Find the lines containing the word "трикутнику" and copy every one of them.

------------------------

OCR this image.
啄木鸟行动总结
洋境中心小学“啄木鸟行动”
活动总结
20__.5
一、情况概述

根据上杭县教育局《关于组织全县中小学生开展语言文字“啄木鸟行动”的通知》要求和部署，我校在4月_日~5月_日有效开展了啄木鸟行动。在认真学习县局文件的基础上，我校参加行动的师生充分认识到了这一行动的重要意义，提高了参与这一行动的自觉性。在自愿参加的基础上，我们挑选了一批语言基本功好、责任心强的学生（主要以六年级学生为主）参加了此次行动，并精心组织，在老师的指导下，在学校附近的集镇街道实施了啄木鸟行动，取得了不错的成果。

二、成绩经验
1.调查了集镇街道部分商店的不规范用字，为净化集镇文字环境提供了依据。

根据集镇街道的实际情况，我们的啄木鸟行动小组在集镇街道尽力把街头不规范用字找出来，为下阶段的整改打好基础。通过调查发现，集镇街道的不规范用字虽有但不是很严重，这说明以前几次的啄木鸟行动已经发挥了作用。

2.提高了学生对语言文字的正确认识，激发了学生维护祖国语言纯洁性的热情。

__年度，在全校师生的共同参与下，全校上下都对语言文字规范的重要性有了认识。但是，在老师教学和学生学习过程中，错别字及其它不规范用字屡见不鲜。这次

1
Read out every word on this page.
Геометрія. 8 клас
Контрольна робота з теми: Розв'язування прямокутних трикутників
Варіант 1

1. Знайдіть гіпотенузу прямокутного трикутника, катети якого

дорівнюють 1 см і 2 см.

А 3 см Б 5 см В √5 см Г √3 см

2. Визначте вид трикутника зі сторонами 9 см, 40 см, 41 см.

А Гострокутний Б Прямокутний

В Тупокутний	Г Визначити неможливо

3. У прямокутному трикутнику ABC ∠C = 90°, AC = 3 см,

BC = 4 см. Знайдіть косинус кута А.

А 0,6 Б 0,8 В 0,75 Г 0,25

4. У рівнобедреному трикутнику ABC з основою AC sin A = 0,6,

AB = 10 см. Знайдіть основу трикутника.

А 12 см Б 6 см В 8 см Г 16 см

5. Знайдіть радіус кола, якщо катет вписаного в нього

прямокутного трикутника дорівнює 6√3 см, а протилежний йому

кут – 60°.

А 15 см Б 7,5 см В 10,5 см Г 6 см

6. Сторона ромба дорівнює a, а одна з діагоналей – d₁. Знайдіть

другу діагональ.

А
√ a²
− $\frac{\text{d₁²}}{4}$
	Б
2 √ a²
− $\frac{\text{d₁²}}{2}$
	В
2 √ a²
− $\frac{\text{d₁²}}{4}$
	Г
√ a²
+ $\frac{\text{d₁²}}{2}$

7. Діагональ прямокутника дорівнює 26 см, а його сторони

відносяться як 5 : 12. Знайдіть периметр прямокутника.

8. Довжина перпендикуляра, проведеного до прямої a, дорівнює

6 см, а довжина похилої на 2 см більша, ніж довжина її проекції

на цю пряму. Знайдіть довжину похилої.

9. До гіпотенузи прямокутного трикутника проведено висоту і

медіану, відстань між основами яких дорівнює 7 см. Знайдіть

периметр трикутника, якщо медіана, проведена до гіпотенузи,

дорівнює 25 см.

------------------------

◆ **Task result**
3. У прямокутному трикутнику ABC ∠C = 90°, AC = 3 см,
4. У рівнобедреному трикутнику ABC з основою AC sin A = 0,6,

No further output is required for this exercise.